Aim
Collect every line of the records below that contains the word "Team".

Data for this exercise
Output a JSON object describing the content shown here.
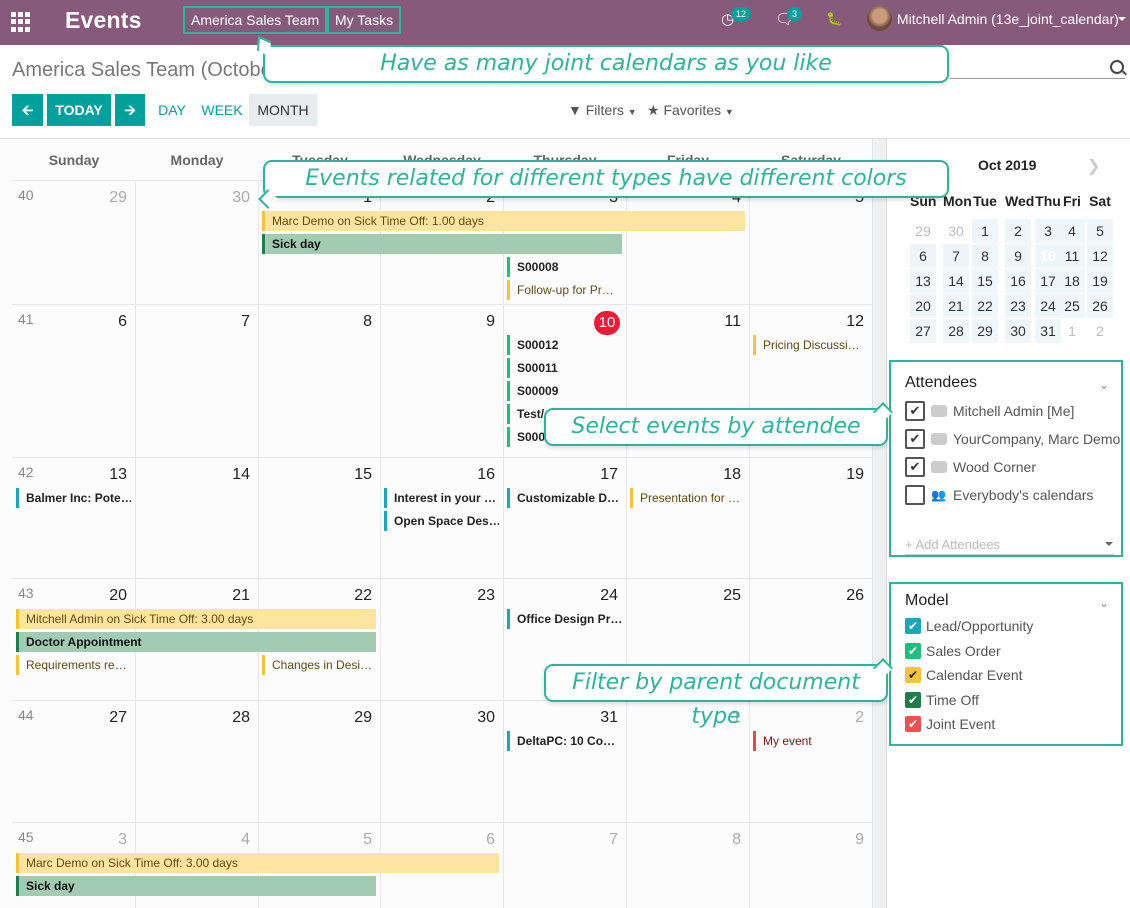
{
  "topbar": {
    "app_title": "Events",
    "menu": [
      "America Sales Team",
      "My Tasks"
    ],
    "activity_count": "12",
    "messages_count": "3",
    "user": "Mitchell Admin (13e_joint_calendar)"
  },
  "control_panel": {
    "breadcrumb": "America Sales Team (October",
    "today_label": "TODAY",
    "views": [
      "DAY",
      "WEEK",
      "MONTH"
    ],
    "active_view": "MONTH",
    "filters_label": "Filters",
    "favorites_label": "Favorites"
  },
  "calendar": {
    "day_headers": [
      "Sunday",
      "Monday",
      "Tuesday",
      "Wednesday",
      "Thursday",
      "Friday",
      "Saturday"
    ],
    "weeks": [
      {
        "num": "40",
        "days": [
          "29",
          "30",
          "1",
          "2",
          "3",
          "4",
          "5"
        ],
        "other": [
          true,
          true,
          false,
          false,
          false,
          false,
          false
        ]
      },
      {
        "num": "41",
        "days": [
          "6",
          "7",
          "8",
          "9",
          "10",
          "11",
          "12"
        ],
        "other": [
          false,
          false,
          false,
          false,
          false,
          false,
          false
        ]
      },
      {
        "num": "42",
        "days": [
          "13",
          "14",
          "15",
          "16",
          "17",
          "18",
          "19"
        ],
        "other": [
          false,
          false,
          false,
          false,
          false,
          false,
          false
        ]
      },
      {
        "num": "43",
        "days": [
          "20",
          "21",
          "22",
          "23",
          "24",
          "25",
          "26"
        ],
        "other": [
          false,
          false,
          false,
          false,
          false,
          false,
          false
        ]
      },
      {
        "num": "44",
        "days": [
          "27",
          "28",
          "29",
          "30",
          "31",
          "1",
          "2"
        ],
        "other": [
          false,
          false,
          false,
          false,
          false,
          true,
          true
        ]
      },
      {
        "num": "45",
        "days": [
          "3",
          "4",
          "5",
          "6",
          "7",
          "8",
          "9"
        ],
        "other": [
          true,
          true,
          true,
          true,
          true,
          true,
          true
        ]
      }
    ],
    "today": "10",
    "events": [
      {
        "week": 0,
        "start": 2,
        "span": 4,
        "slot": 0,
        "type": "timeoff",
        "title": "Marc Demo on Sick Time Off: 1.00 days"
      },
      {
        "week": 0,
        "start": 2,
        "span": 3,
        "slot": 1,
        "type": "sick",
        "title": "Sick day"
      },
      {
        "week": 0,
        "start": 4,
        "span": 1,
        "slot": 2,
        "type": "sale",
        "title": "S00008"
      },
      {
        "week": 0,
        "start": 4,
        "span": 1,
        "slot": 3,
        "type": "cal",
        "title": "Follow-up for Pr…"
      },
      {
        "week": 1,
        "start": 4,
        "span": 1,
        "slot": 0,
        "type": "sale",
        "title": "S00012"
      },
      {
        "week": 1,
        "start": 4,
        "span": 1,
        "slot": 1,
        "type": "sale",
        "title": "S00011"
      },
      {
        "week": 1,
        "start": 4,
        "span": 1,
        "slot": 2,
        "type": "sale",
        "title": "S00009"
      },
      {
        "week": 1,
        "start": 4,
        "span": 1,
        "slot": 3,
        "type": "sale",
        "title": "Test/…"
      },
      {
        "week": 1,
        "start": 4,
        "span": 1,
        "slot": 4,
        "type": "sale",
        "title": "S0000…"
      },
      {
        "week": 1,
        "start": 6,
        "span": 1,
        "slot": 0,
        "type": "cal",
        "title": "Pricing Discussi…"
      },
      {
        "week": 2,
        "start": 0,
        "span": 1,
        "slot": 0,
        "type": "lead",
        "title": "Balmer Inc: Pote…"
      },
      {
        "week": 2,
        "start": 3,
        "span": 1,
        "slot": 0,
        "type": "lead",
        "title": "Interest in your …"
      },
      {
        "week": 2,
        "start": 3,
        "span": 1,
        "slot": 1,
        "type": "lead",
        "title": "Open Space Des…"
      },
      {
        "week": 2,
        "start": 4,
        "span": 1,
        "slot": 0,
        "type": "lead",
        "title": "Customizable D…"
      },
      {
        "week": 2,
        "start": 5,
        "span": 1,
        "slot": 0,
        "type": "cal",
        "title": "Presentation for …"
      },
      {
        "week": 3,
        "start": 0,
        "span": 3,
        "slot": 0,
        "type": "timeoff",
        "title": "Mitchell Admin on Sick Time Off: 3.00 days"
      },
      {
        "week": 3,
        "start": 0,
        "span": 3,
        "slot": 1,
        "type": "sick",
        "title": "Doctor Appointment"
      },
      {
        "week": 3,
        "start": 0,
        "span": 1,
        "slot": 2,
        "type": "cal",
        "title": "Requirements re…"
      },
      {
        "week": 3,
        "start": 2,
        "span": 1,
        "slot": 2,
        "type": "cal",
        "title": "Changes in Desi…"
      },
      {
        "week": 3,
        "start": 4,
        "span": 1,
        "slot": 0,
        "type": "lead",
        "title": "Office Design Pr…"
      },
      {
        "week": 4,
        "start": 4,
        "span": 1,
        "slot": 0,
        "type": "lead",
        "title": "DeltaPC: 10 Co…"
      },
      {
        "week": 4,
        "start": 6,
        "span": 1,
        "slot": 0,
        "type": "joint",
        "title": "My event"
      },
      {
        "week": 5,
        "start": 0,
        "span": 4,
        "slot": 0,
        "type": "timeoff",
        "title": "Marc Demo on Sick Time Off: 3.00 days"
      },
      {
        "week": 5,
        "start": 0,
        "span": 3,
        "slot": 1,
        "type": "sick",
        "title": "Sick day"
      }
    ]
  },
  "mini_calendar": {
    "title": "Oct 2019",
    "dow": [
      "Sun",
      "Mon",
      "Tue",
      "Wed",
      "Thu",
      "Fri",
      "Sat"
    ],
    "rows": [
      [
        "29",
        "30",
        "1",
        "2",
        "3",
        "4",
        "5"
      ],
      [
        "6",
        "7",
        "8",
        "9",
        "10",
        "11",
        "12"
      ],
      [
        "13",
        "14",
        "15",
        "16",
        "17",
        "18",
        "19"
      ],
      [
        "20",
        "21",
        "22",
        "23",
        "24",
        "25",
        "26"
      ],
      [
        "27",
        "28",
        "29",
        "30",
        "31",
        "1",
        "2"
      ]
    ],
    "today": "10"
  },
  "attendees": {
    "title": "Attendees",
    "items": [
      {
        "label": "Mitchell Admin [Me]",
        "checked": true,
        "icon": "camera-plus-icon"
      },
      {
        "label": "YourCompany, Marc Demo",
        "checked": true,
        "icon": "camera-plus-icon"
      },
      {
        "label": "Wood Corner",
        "checked": true,
        "icon": "camera-plus-icon"
      },
      {
        "label": "Everybody's calendars",
        "checked": false,
        "icon": "users-icon"
      }
    ],
    "add_placeholder": "+ Add Attendees"
  },
  "model_filter": {
    "title": "Model",
    "items": [
      {
        "label": "Lead/Opportunity",
        "color": "#1ba7ba",
        "check_color": "#ffffff"
      },
      {
        "label": "Sales Order",
        "color": "#1dbf7f",
        "check_color": "#ffffff"
      },
      {
        "label": "Calendar Event",
        "color": "#f7c23b",
        "check_color": "#222222"
      },
      {
        "label": "Time Off",
        "color": "#1e7f49",
        "check_color": "#ffffff"
      },
      {
        "label": "Joint Event",
        "color": "#ef4f4f",
        "check_color": "#ffffff"
      }
    ]
  },
  "callouts": [
    "Have as many joint calendars as you like",
    "Events related for different types have different colors",
    "Select events by attendee",
    "Filter by parent document type"
  ]
}
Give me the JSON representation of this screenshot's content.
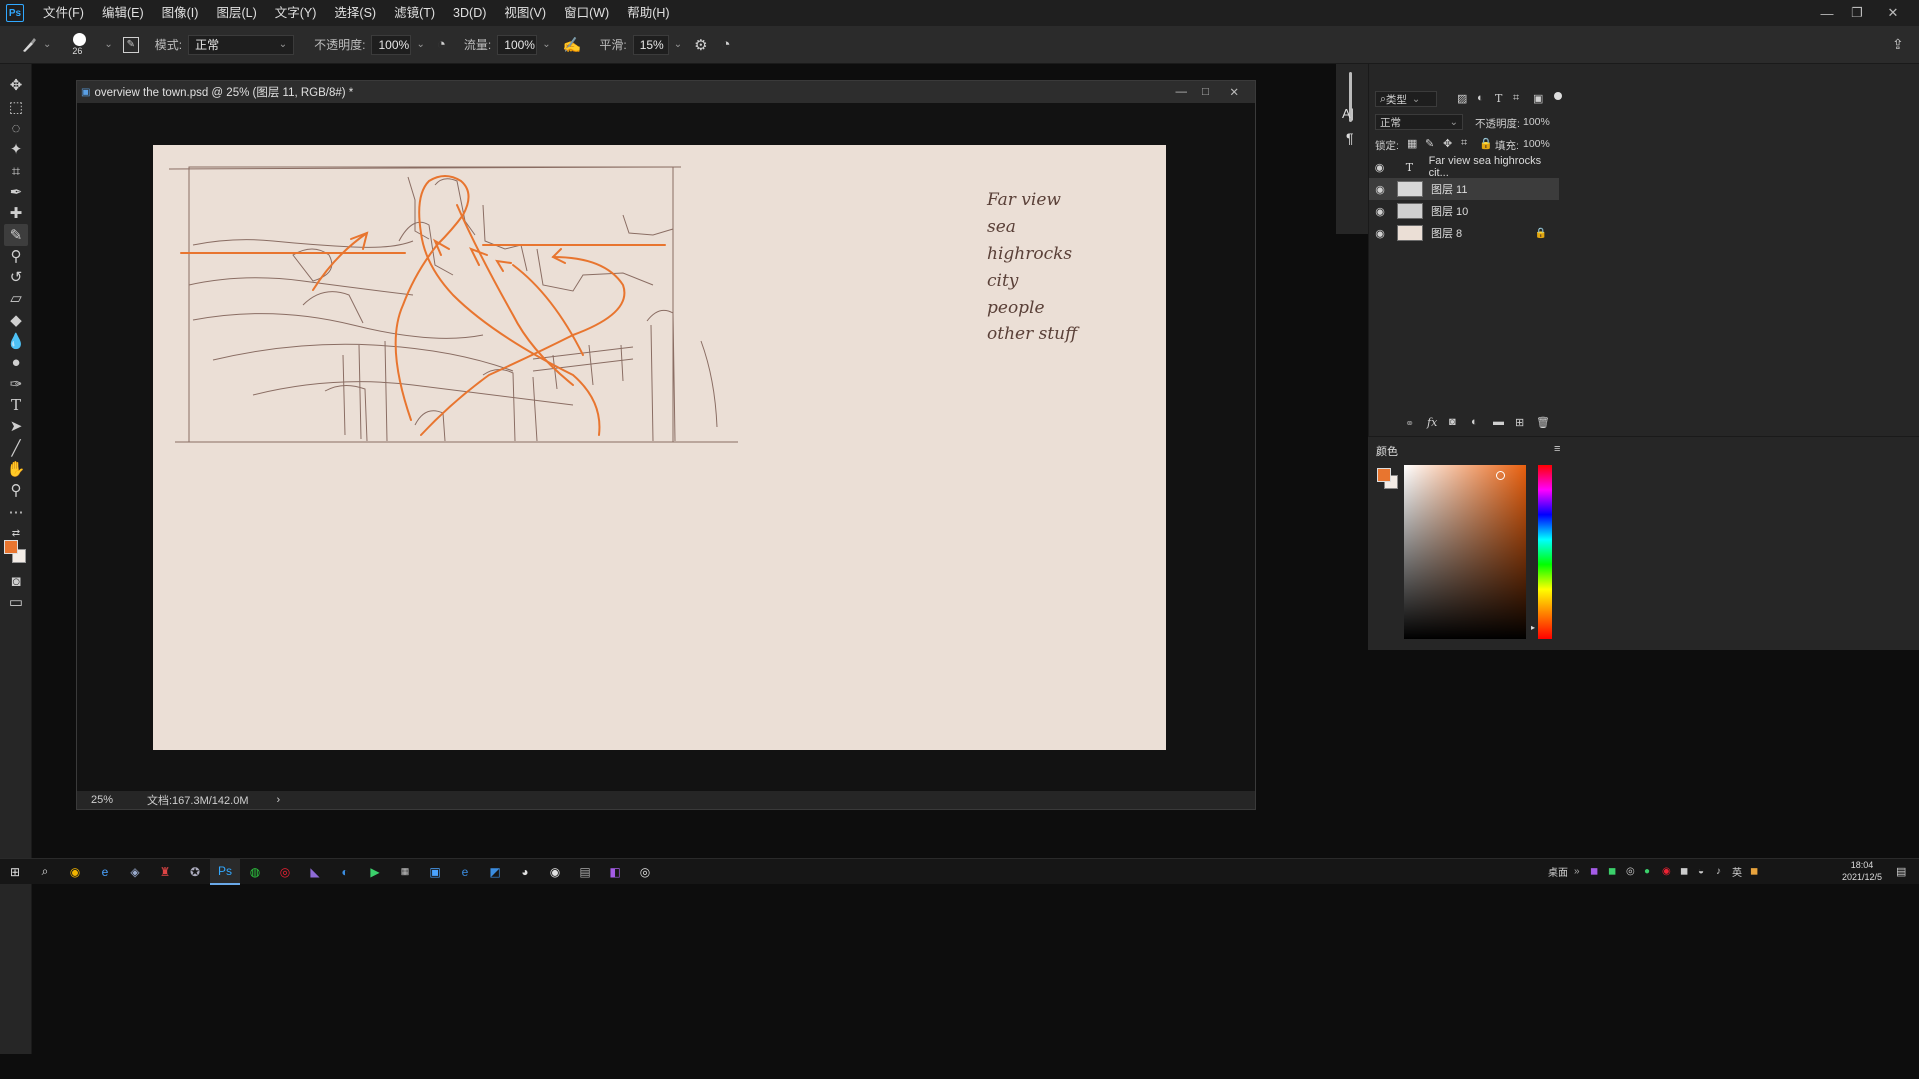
{
  "app": {
    "logo_text": "Ps"
  },
  "menu": [
    "文件(F)",
    "编辑(E)",
    "图像(I)",
    "图层(L)",
    "文字(Y)",
    "选择(S)",
    "滤镜(T)",
    "3D(D)",
    "视图(V)",
    "窗口(W)",
    "帮助(H)"
  ],
  "options": {
    "brush_size": "26",
    "mode_label": "模式:",
    "mode_value": "正常",
    "opacity_label": "不透明度:",
    "opacity_value": "100%",
    "flow_label": "流量:",
    "flow_value": "100%",
    "smooth_label": "平滑:",
    "smooth_value": "15%"
  },
  "document": {
    "title": "overview the town.psd @ 25% (图层 11, RGB/8#) *",
    "zoom": "25%",
    "doc_size": "文档:167.3M/142.0M",
    "status_arrow": "›",
    "notes": [
      "Far view",
      "sea",
      "highrocks",
      "city",
      "people",
      "other stuff"
    ]
  },
  "layers_panel": {
    "filter_label": "类型",
    "blend_mode": "正常",
    "opacity_label": "不透明度:",
    "opacity_value": "100%",
    "lock_label": "锁定:",
    "fill_label": "填充:",
    "fill_value": "100%",
    "layers": [
      {
        "name": "Far view sea highrocks cit...",
        "type": "text"
      },
      {
        "name": "图层 11",
        "type": "pixel",
        "selected": true
      },
      {
        "name": "图层 10",
        "type": "pixel"
      },
      {
        "name": "图层 8",
        "type": "pixel",
        "locked": true
      }
    ],
    "footer_fx": "fx"
  },
  "color_panel": {
    "title": "颜色",
    "foreground": "#e8752f",
    "background": "#f3ece6"
  },
  "side_strip": {
    "char_icon": "A|",
    "para_icon": "¶"
  },
  "taskbar": {
    "desktop_label": "桌面",
    "ime": "英",
    "time": "18:04",
    "date": "2021/12/5"
  },
  "colors": {
    "accent_orange": "#e8752f",
    "canvas": "#ebdfd6",
    "sketch_line": "#7a5a50"
  }
}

Correct output
      "America Sales Team",
    "breadcrumb": "America Sales Team (October",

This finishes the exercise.